• **The task**
Retype each record shown below, leaving every character as it is.

Records from a collection
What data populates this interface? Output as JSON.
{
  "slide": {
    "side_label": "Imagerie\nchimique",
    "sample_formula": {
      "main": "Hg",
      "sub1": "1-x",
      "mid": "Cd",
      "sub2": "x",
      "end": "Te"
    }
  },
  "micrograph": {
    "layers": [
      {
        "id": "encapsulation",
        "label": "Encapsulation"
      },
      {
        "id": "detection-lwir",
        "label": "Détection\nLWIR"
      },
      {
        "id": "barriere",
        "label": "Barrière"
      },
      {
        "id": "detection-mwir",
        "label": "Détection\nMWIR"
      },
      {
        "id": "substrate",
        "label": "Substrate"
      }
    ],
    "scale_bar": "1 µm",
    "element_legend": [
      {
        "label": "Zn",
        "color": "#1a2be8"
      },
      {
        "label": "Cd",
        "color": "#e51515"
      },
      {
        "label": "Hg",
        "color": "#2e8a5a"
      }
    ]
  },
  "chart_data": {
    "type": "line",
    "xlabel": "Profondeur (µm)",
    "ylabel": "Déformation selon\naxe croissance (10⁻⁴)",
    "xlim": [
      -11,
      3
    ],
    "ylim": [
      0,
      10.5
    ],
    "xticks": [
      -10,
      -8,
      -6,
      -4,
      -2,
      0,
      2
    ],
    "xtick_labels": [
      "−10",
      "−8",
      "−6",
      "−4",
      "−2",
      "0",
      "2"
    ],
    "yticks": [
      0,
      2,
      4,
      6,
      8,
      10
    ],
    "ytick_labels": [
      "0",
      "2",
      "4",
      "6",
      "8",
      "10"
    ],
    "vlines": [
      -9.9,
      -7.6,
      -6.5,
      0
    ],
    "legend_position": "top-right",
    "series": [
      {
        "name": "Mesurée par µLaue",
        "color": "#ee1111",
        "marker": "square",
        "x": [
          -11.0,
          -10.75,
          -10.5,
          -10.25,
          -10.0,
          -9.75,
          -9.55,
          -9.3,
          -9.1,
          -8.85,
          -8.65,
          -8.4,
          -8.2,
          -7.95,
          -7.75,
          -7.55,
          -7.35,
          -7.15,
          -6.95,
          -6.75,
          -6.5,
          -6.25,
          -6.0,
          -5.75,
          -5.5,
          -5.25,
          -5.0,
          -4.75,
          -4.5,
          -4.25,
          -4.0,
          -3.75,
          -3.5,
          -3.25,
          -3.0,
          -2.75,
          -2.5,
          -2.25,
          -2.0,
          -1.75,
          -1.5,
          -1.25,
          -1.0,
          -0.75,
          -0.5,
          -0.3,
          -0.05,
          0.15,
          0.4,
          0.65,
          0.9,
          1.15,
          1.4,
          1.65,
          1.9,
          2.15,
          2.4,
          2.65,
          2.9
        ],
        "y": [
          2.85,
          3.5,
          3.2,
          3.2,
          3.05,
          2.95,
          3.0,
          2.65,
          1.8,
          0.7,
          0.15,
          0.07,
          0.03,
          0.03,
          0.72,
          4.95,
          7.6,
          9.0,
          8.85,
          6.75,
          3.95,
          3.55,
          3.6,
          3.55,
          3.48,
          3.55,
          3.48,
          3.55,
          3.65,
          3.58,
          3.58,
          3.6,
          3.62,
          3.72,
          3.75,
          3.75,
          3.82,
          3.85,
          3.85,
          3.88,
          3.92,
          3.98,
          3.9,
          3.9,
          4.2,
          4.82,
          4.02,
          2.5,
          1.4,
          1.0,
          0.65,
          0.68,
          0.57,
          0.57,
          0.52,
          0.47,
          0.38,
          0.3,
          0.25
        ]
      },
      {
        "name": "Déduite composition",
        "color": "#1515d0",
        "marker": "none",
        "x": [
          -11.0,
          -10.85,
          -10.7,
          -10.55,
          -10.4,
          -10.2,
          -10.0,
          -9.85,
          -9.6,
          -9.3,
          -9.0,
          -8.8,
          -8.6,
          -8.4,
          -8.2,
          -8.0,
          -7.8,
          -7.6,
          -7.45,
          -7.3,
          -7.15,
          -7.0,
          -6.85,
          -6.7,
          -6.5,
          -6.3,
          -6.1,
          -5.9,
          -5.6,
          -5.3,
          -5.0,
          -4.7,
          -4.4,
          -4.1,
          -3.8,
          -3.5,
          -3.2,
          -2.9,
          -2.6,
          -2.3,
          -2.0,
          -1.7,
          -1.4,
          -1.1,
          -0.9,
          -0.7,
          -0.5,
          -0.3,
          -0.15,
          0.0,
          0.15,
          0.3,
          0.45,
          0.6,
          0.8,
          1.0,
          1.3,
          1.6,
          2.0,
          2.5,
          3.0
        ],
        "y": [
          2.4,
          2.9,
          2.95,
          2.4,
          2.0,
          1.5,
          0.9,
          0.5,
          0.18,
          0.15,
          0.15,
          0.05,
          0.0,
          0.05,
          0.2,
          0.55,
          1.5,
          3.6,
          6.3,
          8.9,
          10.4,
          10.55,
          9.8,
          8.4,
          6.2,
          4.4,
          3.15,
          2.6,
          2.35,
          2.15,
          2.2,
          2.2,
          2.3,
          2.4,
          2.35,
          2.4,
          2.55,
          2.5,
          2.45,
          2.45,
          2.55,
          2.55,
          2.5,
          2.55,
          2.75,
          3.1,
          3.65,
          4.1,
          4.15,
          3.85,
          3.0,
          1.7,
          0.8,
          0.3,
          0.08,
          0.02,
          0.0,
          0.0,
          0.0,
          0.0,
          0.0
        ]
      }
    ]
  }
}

• **Response to the exercise**
What data populates this interface? Output as JSON.
{
  "slide": {
    "side_label": "Imagerie\nchimique",
    "sample_formula": {
      "main": "Hg",
      "sub1": "1-x",
      "mid": "Cd",
      "sub2": "x",
      "end": "Te"
    }
  },
  "micrograph": {
    "layers": [
      {
        "id": "encapsulation",
        "label": "Encapsulation"
      },
      {
        "id": "detection-lwir",
        "label": "Détection\nLWIR"
      },
      {
        "id": "barriere",
        "label": "Barrière"
      },
      {
        "id": "detection-mwir",
        "label": "Détection\nMWIR"
      },
      {
        "id": "substrate",
        "label": "Substrate"
      }
    ],
    "scale_bar": "1 µm",
    "element_legend": [
      {
        "label": "Zn",
        "color": "#1a2be8"
      },
      {
        "label": "Cd",
        "color": "#e51515"
      },
      {
        "label": "Hg",
        "color": "#2e8a5a"
      }
    ]
  },
  "chart_data": {
    "type": "line",
    "xlabel": "Profondeur (µm)",
    "ylabel": "Déformation selon\naxe croissance (10⁻⁴)",
    "xlim": [
      -11,
      3
    ],
    "ylim": [
      0,
      10.5
    ],
    "xticks": [
      -10,
      -8,
      -6,
      -4,
      -2,
      0,
      2
    ],
    "xtick_labels": [
      "−10",
      "−8",
      "−6",
      "−4",
      "−2",
      "0",
      "2"
    ],
    "yticks": [
      0,
      2,
      4,
      6,
      8,
      10
    ],
    "ytick_labels": [
      "0",
      "2",
      "4",
      "6",
      "8",
      "10"
    ],
    "vlines": [
      -9.9,
      -7.6,
      -6.5,
      0
    ],
    "legend_position": "top-right",
    "series": [
      {
        "name": "Mesurée par µLaue",
        "color": "#ee1111",
        "marker": "square",
        "x": [
          -11.0,
          -10.75,
          -10.5,
          -10.25,
          -10.0,
          -9.75,
          -9.55,
          -9.3,
          -9.1,
          -8.85,
          -8.65,
          -8.4,
          -8.2,
          -7.95,
          -7.75,
          -7.55,
          -7.35,
          -7.15,
          -6.95,
          -6.75,
          -6.5,
          -6.25,
          -6.0,
          -5.75,
          -5.5,
          -5.25,
          -5.0,
          -4.75,
          -4.5,
          -4.25,
          -4.0,
          -3.75,
          -3.5,
          -3.25,
          -3.0,
          -2.75,
          -2.5,
          -2.25,
          -2.0,
          -1.75,
          -1.5,
          -1.25,
          -1.0,
          -0.75,
          -0.5,
          -0.3,
          -0.05,
          0.15,
          0.4,
          0.65,
          0.9,
          1.15,
          1.4,
          1.65,
          1.9,
          2.15,
          2.4,
          2.65,
          2.9
        ],
        "y": [
          2.85,
          3.5,
          3.2,
          3.2,
          3.05,
          2.95,
          3.0,
          2.65,
          1.8,
          0.7,
          0.15,
          0.07,
          0.03,
          0.03,
          0.72,
          4.95,
          7.6,
          9.0,
          8.85,
          6.75,
          3.95,
          3.55,
          3.6,
          3.55,
          3.48,
          3.55,
          3.48,
          3.55,
          3.65,
          3.58,
          3.58,
          3.6,
          3.62,
          3.72,
          3.75,
          3.75,
          3.82,
          3.85,
          3.85,
          3.88,
          3.92,
          3.98,
          3.9,
          3.9,
          4.2,
          4.82,
          4.02,
          2.5,
          1.4,
          1.0,
          0.65,
          0.68,
          0.57,
          0.57,
          0.52,
          0.47,
          0.38,
          0.3,
          0.25
        ]
      },
      {
        "name": "Déduite composition",
        "color": "#1515d0",
        "marker": "none",
        "x": [
          -11.0,
          -10.85,
          -10.7,
          -10.55,
          -10.4,
          -10.2,
          -10.0,
          -9.85,
          -9.6,
          -9.3,
          -9.0,
          -8.8,
          -8.6,
          -8.4,
          -8.2,
          -8.0,
          -7.8,
          -7.6,
          -7.45,
          -7.3,
          -7.15,
          -7.0,
          -6.85,
          -6.7,
          -6.5,
          -6.3,
          -6.1,
          -5.9,
          -5.6,
          -5.3,
          -5.0,
          -4.7,
          -4.4,
          -4.1,
          -3.8,
          -3.5,
          -3.2,
          -2.9,
          -2.6,
          -2.3,
          -2.0,
          -1.7,
          -1.4,
          -1.1,
          -0.9,
          -0.7,
          -0.5,
          -0.3,
          -0.15,
          0.0,
          0.15,
          0.3,
          0.45,
          0.6,
          0.8,
          1.0,
          1.3,
          1.6,
          2.0,
          2.5,
          3.0
        ],
        "y": [
          2.4,
          2.9,
          2.95,
          2.4,
          2.0,
          1.5,
          0.9,
          0.5,
          0.18,
          0.15,
          0.15,
          0.05,
          0.0,
          0.05,
          0.2,
          0.55,
          1.5,
          3.6,
          6.3,
          8.9,
          10.4,
          10.55,
          9.8,
          8.4,
          6.2,
          4.4,
          3.15,
          2.6,
          2.35,
          2.15,
          2.2,
          2.2,
          2.3,
          2.4,
          2.35,
          2.4,
          2.55,
          2.5,
          2.45,
          2.45,
          2.55,
          2.55,
          2.5,
          2.55,
          2.75,
          3.1,
          3.65,
          4.1,
          4.15,
          3.85,
          3.0,
          1.7,
          0.8,
          0.3,
          0.08,
          0.02,
          0.0,
          0.0,
          0.0,
          0.0,
          0.0
        ]
      }
    ]
  }
}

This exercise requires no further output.